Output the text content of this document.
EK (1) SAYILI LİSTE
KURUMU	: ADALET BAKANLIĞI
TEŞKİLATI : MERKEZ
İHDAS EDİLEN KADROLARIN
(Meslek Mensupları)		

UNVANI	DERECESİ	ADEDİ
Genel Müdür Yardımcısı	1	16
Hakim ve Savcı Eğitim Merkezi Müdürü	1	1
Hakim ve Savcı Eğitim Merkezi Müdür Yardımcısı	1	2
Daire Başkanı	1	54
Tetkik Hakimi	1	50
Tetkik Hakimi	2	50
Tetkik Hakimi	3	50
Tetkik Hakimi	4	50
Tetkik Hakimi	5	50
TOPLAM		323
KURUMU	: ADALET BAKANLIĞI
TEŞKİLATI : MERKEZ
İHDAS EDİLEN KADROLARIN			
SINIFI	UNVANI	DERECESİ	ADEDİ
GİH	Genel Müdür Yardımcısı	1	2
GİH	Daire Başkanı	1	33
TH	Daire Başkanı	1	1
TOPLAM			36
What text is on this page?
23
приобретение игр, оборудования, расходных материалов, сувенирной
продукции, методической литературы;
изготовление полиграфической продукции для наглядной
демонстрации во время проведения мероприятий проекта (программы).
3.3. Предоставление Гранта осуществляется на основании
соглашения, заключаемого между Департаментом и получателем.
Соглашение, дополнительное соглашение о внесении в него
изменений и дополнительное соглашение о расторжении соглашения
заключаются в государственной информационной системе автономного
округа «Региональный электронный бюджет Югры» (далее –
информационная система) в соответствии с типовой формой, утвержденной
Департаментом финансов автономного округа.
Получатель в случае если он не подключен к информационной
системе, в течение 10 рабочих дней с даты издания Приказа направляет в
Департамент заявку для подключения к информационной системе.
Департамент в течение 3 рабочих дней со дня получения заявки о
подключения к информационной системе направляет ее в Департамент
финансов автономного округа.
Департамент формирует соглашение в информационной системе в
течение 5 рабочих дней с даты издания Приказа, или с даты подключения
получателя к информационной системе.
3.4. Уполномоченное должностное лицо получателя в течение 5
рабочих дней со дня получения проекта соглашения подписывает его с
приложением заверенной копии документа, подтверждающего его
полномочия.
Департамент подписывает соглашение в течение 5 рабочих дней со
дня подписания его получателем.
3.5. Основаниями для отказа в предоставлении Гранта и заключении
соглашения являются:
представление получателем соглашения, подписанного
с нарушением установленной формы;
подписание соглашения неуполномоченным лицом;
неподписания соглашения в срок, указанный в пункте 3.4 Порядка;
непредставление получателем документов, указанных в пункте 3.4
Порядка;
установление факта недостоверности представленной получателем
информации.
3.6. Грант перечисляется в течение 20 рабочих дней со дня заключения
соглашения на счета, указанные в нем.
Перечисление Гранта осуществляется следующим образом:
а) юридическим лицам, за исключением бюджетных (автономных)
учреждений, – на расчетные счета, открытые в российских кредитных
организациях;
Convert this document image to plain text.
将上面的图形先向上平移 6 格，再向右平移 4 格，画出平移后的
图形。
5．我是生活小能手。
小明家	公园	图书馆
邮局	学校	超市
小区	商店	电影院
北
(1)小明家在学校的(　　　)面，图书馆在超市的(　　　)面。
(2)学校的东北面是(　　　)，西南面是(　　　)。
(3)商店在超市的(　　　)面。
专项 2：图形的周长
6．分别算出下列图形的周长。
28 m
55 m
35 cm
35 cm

▶ **Brief**:
Make a list of all lines in the data that contain "Merkezi".

▶ **Complete response**:
Hakim ve Savcı Eğitim Merkezi Müdürü	1	1
Hakim ve Savcı Eğitim Merkezi Müdür Yardımcısı	1	2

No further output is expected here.